* TASK TO CARRY OUT *
Please count the lines in the rows below that contain the word "audio" and give only that number.

* DATA RECORDS *
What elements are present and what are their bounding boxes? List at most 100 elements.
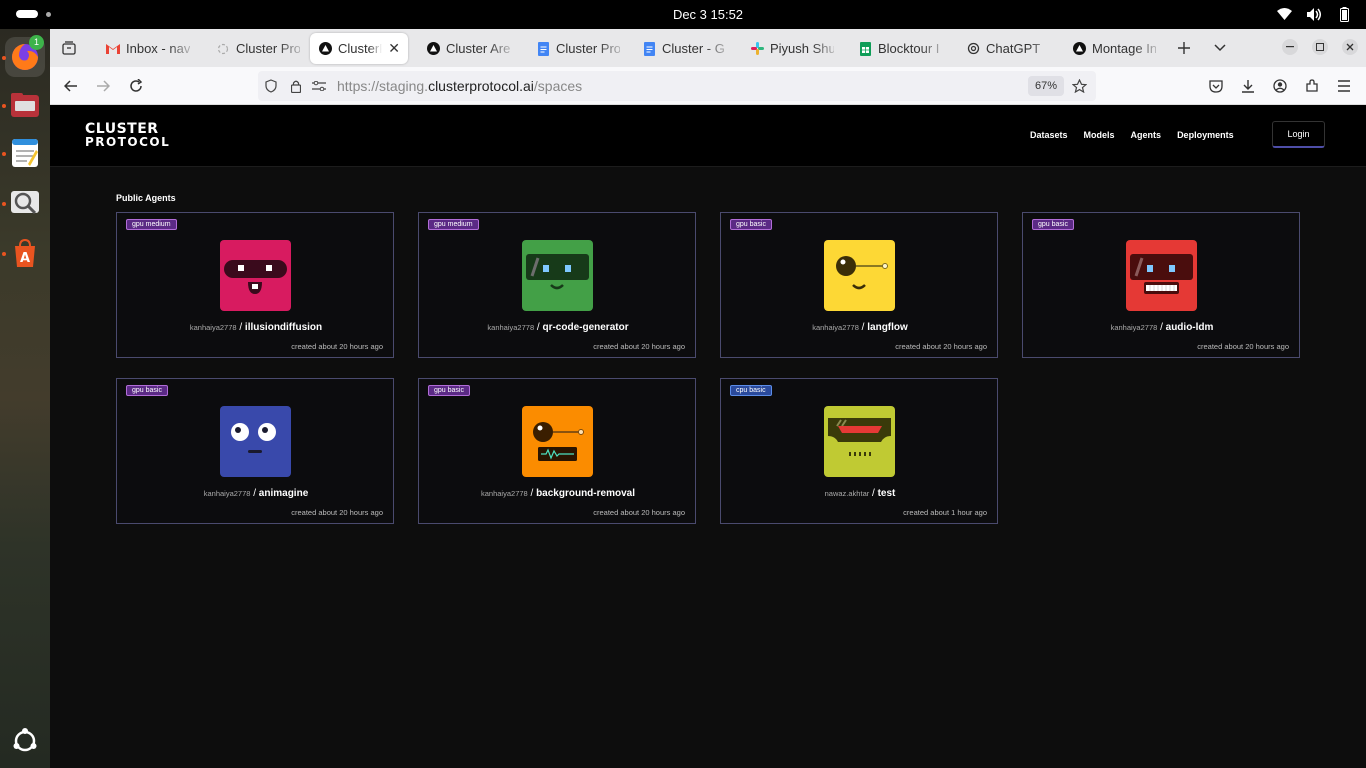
created-time: created about 20 hours ago [895,342,987,351]
lock-icon[interactable] [287,77,305,95]
tab-label: Cluster Pro [236,41,300,56]
extensions-icon[interactable] [1303,77,1321,95]
agent-owner: kanhaiya2778 [487,323,535,332]
pocket-icon[interactable] [1207,77,1225,95]
clock[interactable]: Dec 3 15:52 [0,7,1366,22]
nav-agents[interactable]: Agents [1131,130,1162,140]
agent-card-illusiondiffusion[interactable]: gpu medium kanhaiya2778 / illusiondiffus… [116,212,394,358]
agent-name: langflow [867,322,908,333]
agent-owner: kanhaiya2778 [1110,323,1158,332]
robot-avatar-icon [522,406,593,477]
agent-title[interactable]: kanhaiya2778 / qr-code-generator [419,322,697,333]
shield-icon[interactable] [262,77,280,95]
robot-avatar-icon [220,406,291,477]
tab-cluster-g[interactable]: Cluster - G [634,33,734,64]
tab-bar: Inbox - nav Cluster Pro ClusterP ✕ Clust… [50,29,1366,67]
tab-label: Montage In [1092,41,1156,56]
tab-cluster-arena[interactable]: Cluster Are [418,33,518,64]
hardware-badge: gpu basic [126,385,168,396]
files-icon[interactable] [5,85,45,125]
tab-label: Inbox - nav [126,41,190,56]
cluster-protocol-logo[interactable]: CLUSTER PROTOCOL [85,122,171,149]
agent-card-background-removal[interactable]: gpu basic kanhaiya2778 / background-remo… [418,378,696,524]
tab-label: Cluster Pro [556,41,620,56]
forward-icon[interactable] [94,77,112,95]
nav-models[interactable]: Models [1084,130,1115,140]
agent-name: background-removal [536,488,635,499]
agent-card-langflow[interactable]: gpu basic kanhaiya2778 / langflow create… [720,212,998,358]
notification-badge: 1 [29,35,44,50]
hardware-badge: cpu basic [730,385,772,396]
tab-list-chevron-icon[interactable] [1211,39,1229,57]
robot-avatar-icon [1126,240,1197,311]
tab-overview-icon[interactable] [60,39,78,57]
zoom-indicator[interactable]: 67% [1028,76,1064,96]
tab-label: ClusterP [338,41,382,56]
tab-cluster-doc[interactable]: Cluster Pro [528,33,628,64]
system-tray[interactable] [1276,6,1352,22]
hardware-badge: gpu basic [730,219,772,230]
tab-label: Cluster Are [446,41,510,56]
created-time: created about 1 hour ago [903,508,987,517]
tab-cluster-active[interactable]: ClusterP ✕ [310,33,408,64]
bookmark-star-icon[interactable] [1070,77,1088,95]
agent-title[interactable]: kanhaiya2778 / background-removal [419,488,697,499]
reload-icon[interactable] [127,77,145,95]
agent-title[interactable]: kanhaiya2778 / illusiondiffusion [117,322,395,333]
show-apps-icon[interactable] [5,721,45,761]
site-header: CLUSTER PROTOCOL Datasets Models Agents … [50,105,1366,167]
browser-window: Inbox - nav Cluster Pro ClusterP ✕ Clust… [50,29,1366,768]
new-tab-icon[interactable] [1175,39,1193,57]
agent-title[interactable]: kanhaiya2778 / langflow [721,322,999,333]
agent-card-audio-ldm[interactable]: gpu basic kanhaiya2778 / audio-ldm creat… [1022,212,1300,358]
tab-montage[interactable]: Montage In [1064,33,1164,64]
url-text: https://staging.clusterprotocol.ai/space… [337,78,583,94]
close-window-icon[interactable] [1342,39,1358,55]
volume-icon[interactable] [1306,6,1322,22]
logo-line-2: PROTOCOL [85,135,171,149]
firefox-icon[interactable]: 1 [5,35,45,77]
app-center-icon[interactable]: A [5,233,45,273]
web-page: CLUSTER PROTOCOL Datasets Models Agents … [50,105,1366,768]
tab-label: ChatGPT [986,41,1041,56]
image-viewer-icon[interactable] [5,183,45,223]
wifi-icon[interactable] [1276,6,1292,22]
nav-deployments[interactable]: Deployments [1177,130,1234,140]
agent-title[interactable]: kanhaiya2778 / animagine [117,488,395,499]
battery-icon[interactable] [1336,6,1352,22]
maximize-icon[interactable] [1312,39,1328,55]
menu-icon[interactable] [1335,77,1353,95]
agent-card-animagine[interactable]: gpu basic kanhaiya2778 / animagine creat… [116,378,394,524]
agent-card-test[interactable]: cpu basic nawaz.akhtar / test created ab… [720,378,998,524]
gmail-icon [106,42,120,56]
back-icon[interactable] [62,77,80,95]
tab-blocktour[interactable]: Blocktour I [850,33,950,64]
tab-cluster-pro[interactable]: Cluster Pro [208,33,308,64]
login-button[interactable]: Login [1272,121,1325,148]
dock: 1 A [0,29,50,768]
address-bar[interactable]: https://staging.clusterprotocol.ai/space… [258,71,1096,101]
site-nav: Datasets Models Agents Deployments [1030,130,1250,140]
hardware-badge: gpu medium [126,219,177,230]
nav-datasets[interactable]: Datasets [1030,130,1068,140]
text-editor-icon[interactable] [5,133,45,173]
downloads-icon[interactable] [1239,77,1257,95]
tab-slack[interactable]: Piyush Shu [742,33,842,64]
tab-inbox[interactable]: Inbox - nav [98,33,198,64]
permissions-icon[interactable] [310,77,328,95]
created-time: created about 20 hours ago [593,342,685,351]
svg-text:A: A [20,251,30,266]
docs-icon [642,41,656,56]
agent-name: audio-ldm [1165,322,1214,333]
account-icon[interactable] [1271,77,1289,95]
sheets-icon [858,41,872,56]
agent-card-qr-code-generator[interactable]: gpu medium kanhaiya2778 / qr-code-genera… [418,212,696,358]
agent-name: illusiondiffusion [244,322,323,333]
agent-title[interactable]: nawaz.akhtar / test [721,488,999,499]
minimize-icon[interactable] [1282,39,1298,55]
system-top-bar: Dec 3 15:52 [0,0,1366,29]
close-tab-icon[interactable]: ✕ [388,40,400,57]
tab-chatgpt[interactable]: ChatGPT [958,33,1058,64]
agent-title[interactable]: kanhaiya2778 / audio-ldm [1023,322,1301,333]
created-time: created about 20 hours ago [1197,342,1289,351]
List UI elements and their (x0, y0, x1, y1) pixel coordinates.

* TASK SOLUTION *
3